(The exercise)
Every line that holds the string "also" is to be identified and copied.

——

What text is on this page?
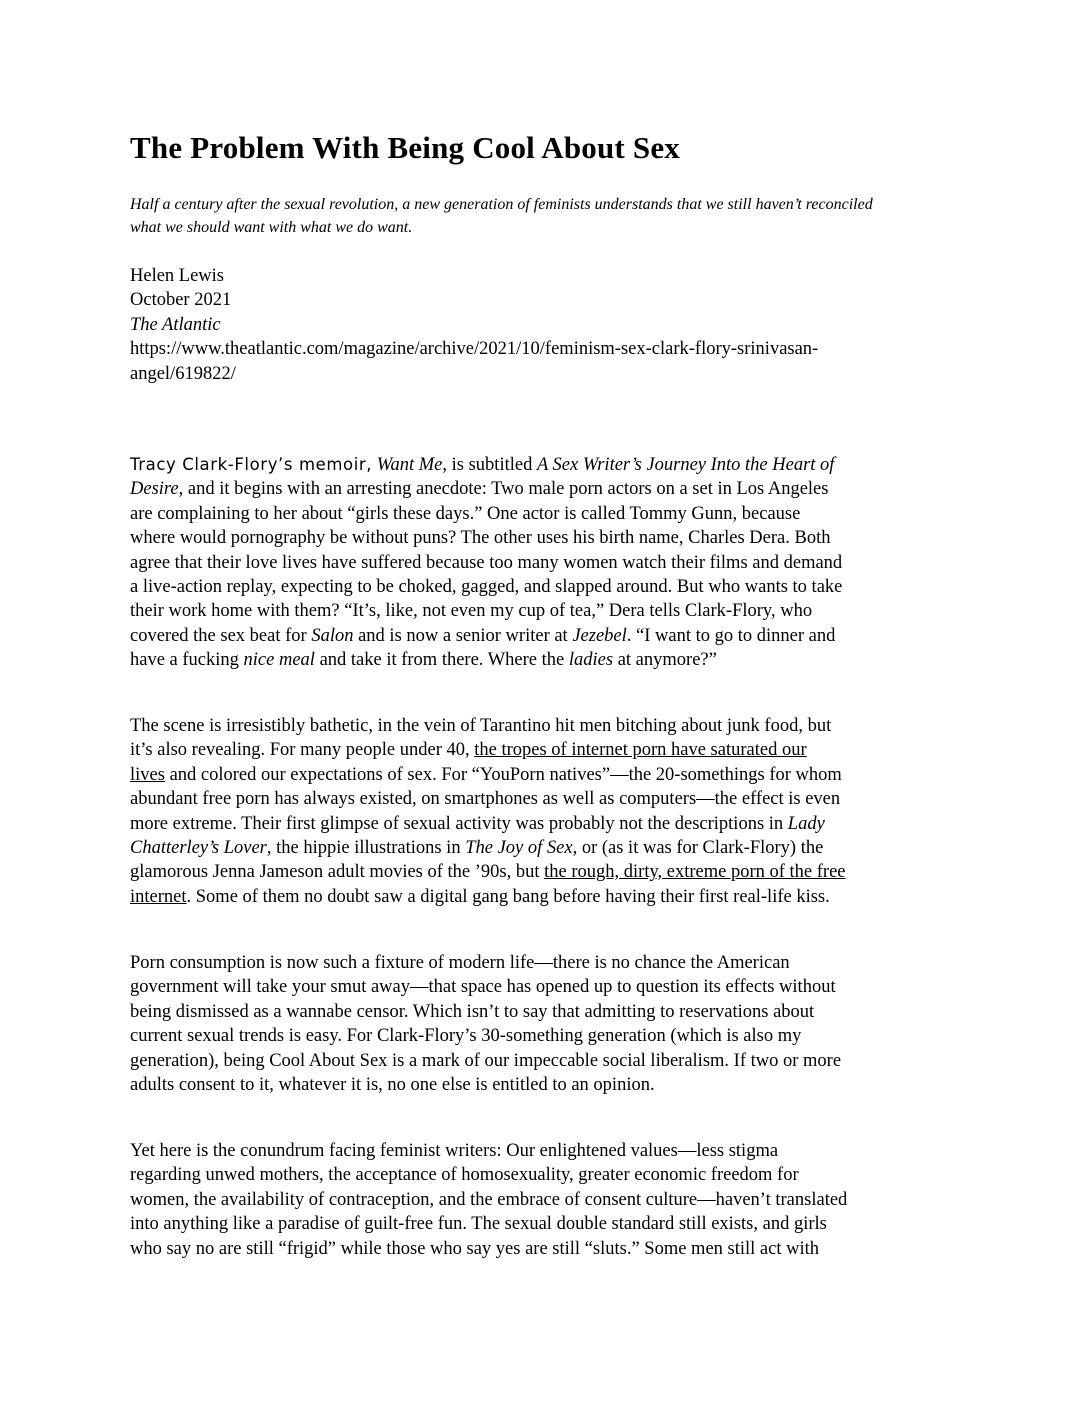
The Problem With Being Cool About Sex
Half a century after the sexual revolution, a new generation of feminists understands that we still haven’t reconciled
what we should want with what we do want.
Helen Lewis
October 2021
The Atlantic
https://www.theatlantic.com/magazine/archive/2021/10/feminism-sex-clark-flory-srinivasan-
angel/619822/
Tracy Clark-Flory’s memoir, Want Me, is subtitled A Sex Writer’s Journey Into the Heart of
Desire, and it begins with an arresting anecdote: Two male porn actors on a set in Los Angeles
are complaining to her about “girls these days.” One actor is called Tommy Gunn, because
where would pornography be without puns? The other uses his birth name, Charles Dera. Both
agree that their love lives have suffered because too many women watch their films and demand
a live-action replay, expecting to be choked, gagged, and slapped around. But who wants to take
their work home with them? “It’s, like, not even my cup of tea,” Dera tells Clark-Flory, who
covered the sex beat for Salon and is now a senior writer at Jezebel. “I want to go to dinner and
have a fucking nice meal and take it from there. Where the ladies at anymore?”
The scene is irresistibly bathetic, in the vein of Tarantino hit men bitching about junk food, but
it’s also revealing. For many people under 40, the tropes of internet porn have saturated our
lives and colored our expectations of sex. For “YouPorn natives”—the 20-somethings for whom
abundant free porn has always existed, on smartphones as well as computers—the effect is even
more extreme. Their first glimpse of sexual activity was probably not the descriptions in Lady
Chatterley’s Lover, the hippie illustrations in The Joy of Sex, or (as it was for Clark-Flory) the
glamorous Jenna Jameson adult movies of the ’90s, but the rough, dirty, extreme porn of the free
internet. Some of them no doubt saw a digital gang bang before having their first real-life kiss.
Porn consumption is now such a fixture of modern life—there is no chance the American
government will take your smut away—that space has opened up to question its effects without
being dismissed as a wannabe censor. Which isn’t to say that admitting to reservations about
current sexual trends is easy. For Clark-Flory’s 30-something generation (which is also my
generation), being Cool About Sex is a mark of our impeccable social liberalism. If two or more
adults consent to it, whatever it is, no one else is entitled to an opinion.
Yet here is the conundrum facing feminist writers: Our enlightened values—less stigma
regarding unwed mothers, the acceptance of homosexuality, greater economic freedom for
women, the availability of contraception, and the embrace of consent culture—haven’t translated
into anything like a paradise of guilt-free fun. The sexual double standard still exists, and girls
who say no are still “frigid” while those who say yes are still “sluts.” Some men still act with
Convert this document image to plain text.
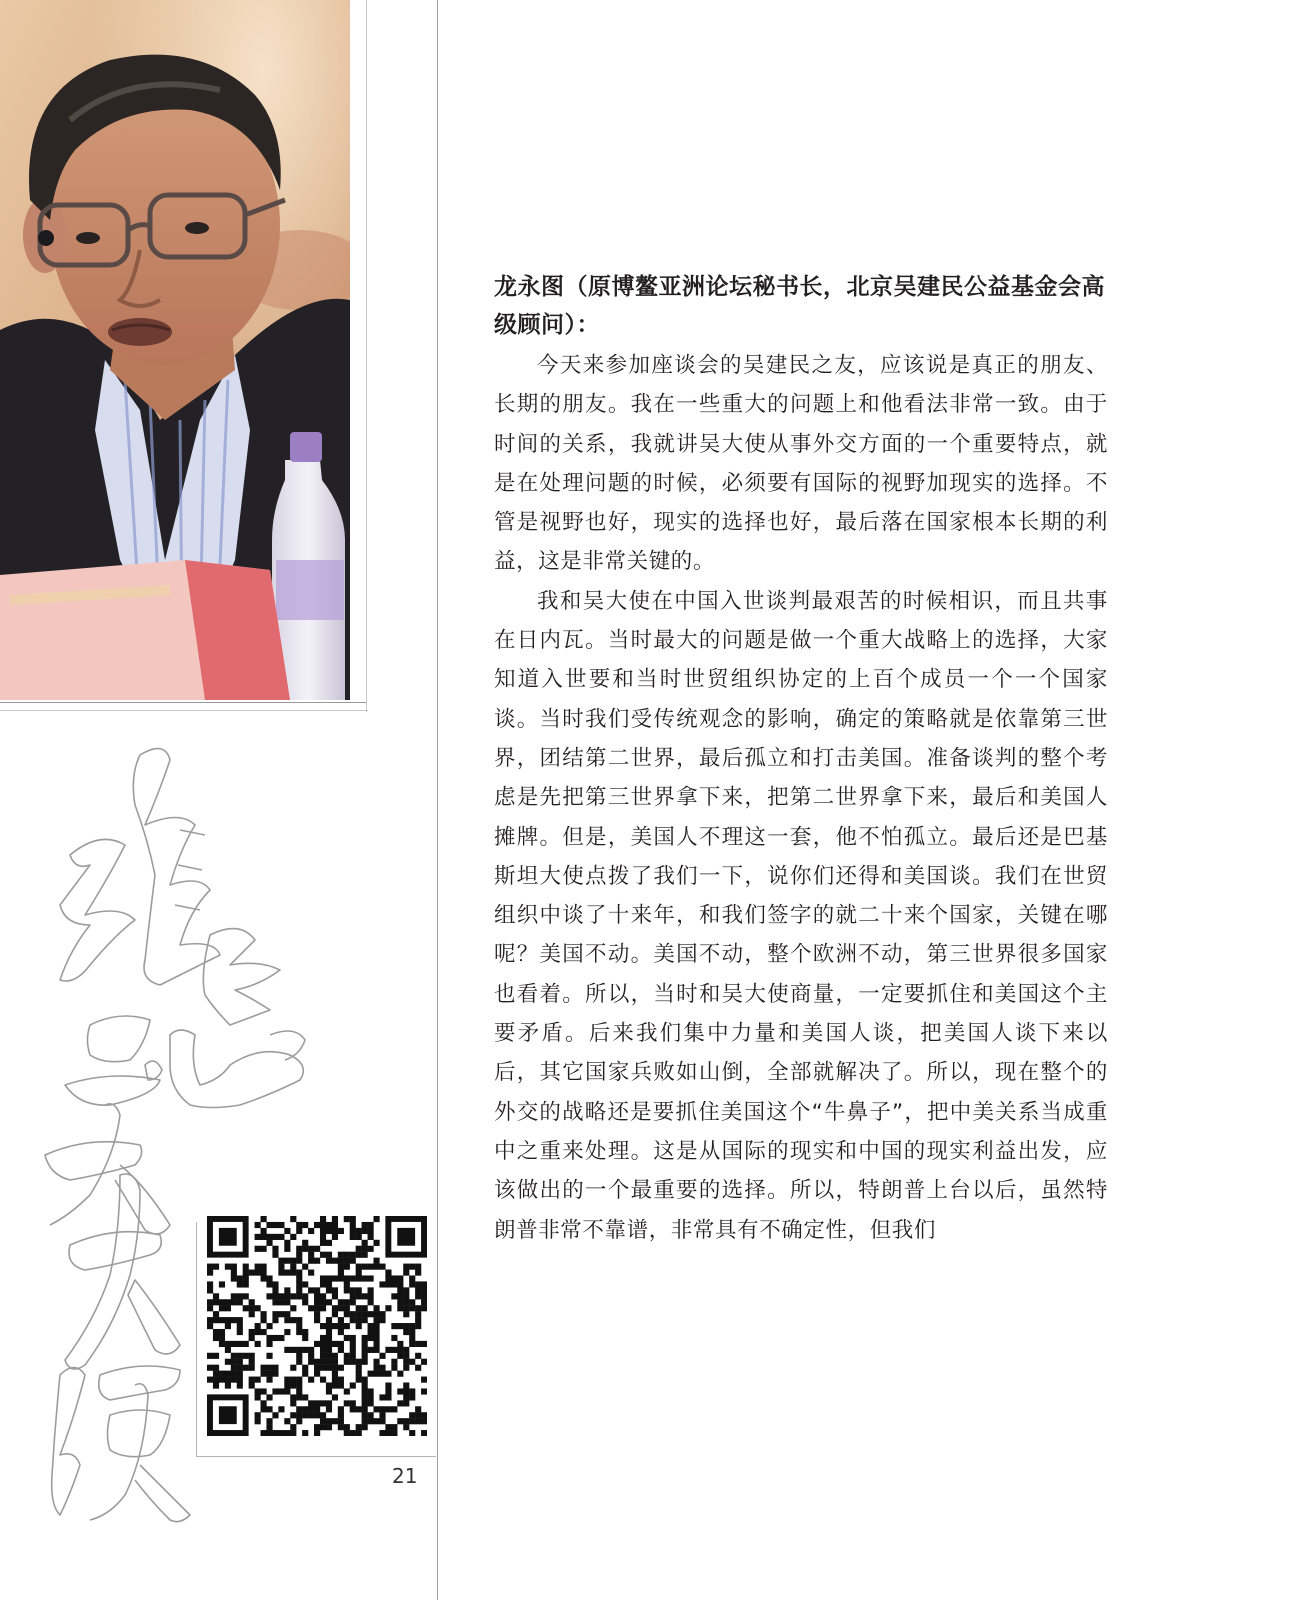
21
龙永图（原博鳌亚洲论坛秘书长，北京吴建民公益基金会高级顾问）：

今天来参加座谈会的吴建民之友，应该说是真正的朋友、长期的朋友。我在一些重大的问题上和他看法非常一致。由于时间的关系，我就讲吴大使从事外交方面的一个重要特点，就是在处理问题的时候，必须要有国际的视野加现实的选择。不管是视野也好，现实的选择也好，最后落在国家根本长期的利益，这是非常关键的。

我和吴大使在中国入世谈判最艰苦的时候相识，而且共事在日内瓦。当时最大的问题是做一个重大战略上的选择，大家知道入世要和当时世贸组织协定的上百个成员一个一个国家谈。当时我们受传统观念的影响，确定的策略就是依靠第三世界，团结第二世界，最后孤立和打击美国。准备谈判的整个考虑是先把第三世界拿下来，把第二世界拿下来，最后和美国人摊牌。但是，美国人不理这一套，他不怕孤立。最后还是巴基斯坦大使点拨了我们一下，说你们还得和美国谈。我们在世贸组织中谈了十来年，和我们签字的就二十来个国家，关键在哪呢？美国不动。美国不动，整个欧洲不动，第三世界很多国家也看着。所以，当时和吴大使商量，一定要抓住和美国这个主要矛盾。后来我们集中力量和美国人谈，把美国人谈下来以后，其它国家兵败如山倒，全部就解决了。所以，现在整个的外交的战略还是要抓住美国这个“牛鼻子”，把中美关系当成重中之重来处理。这是从国际的现实和中国的现实利益出发，应该做出的一个最重要的选择。所以，特朗普上台以后，虽然特朗普非常不靠谱，非常具有不确定性，但我们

——

(Expected output)
it’s also revealing. For many people under 40, the tropes of internet porn have saturated our
current sexual trends is easy. For Clark-Flory’s 30-something generation (which is also my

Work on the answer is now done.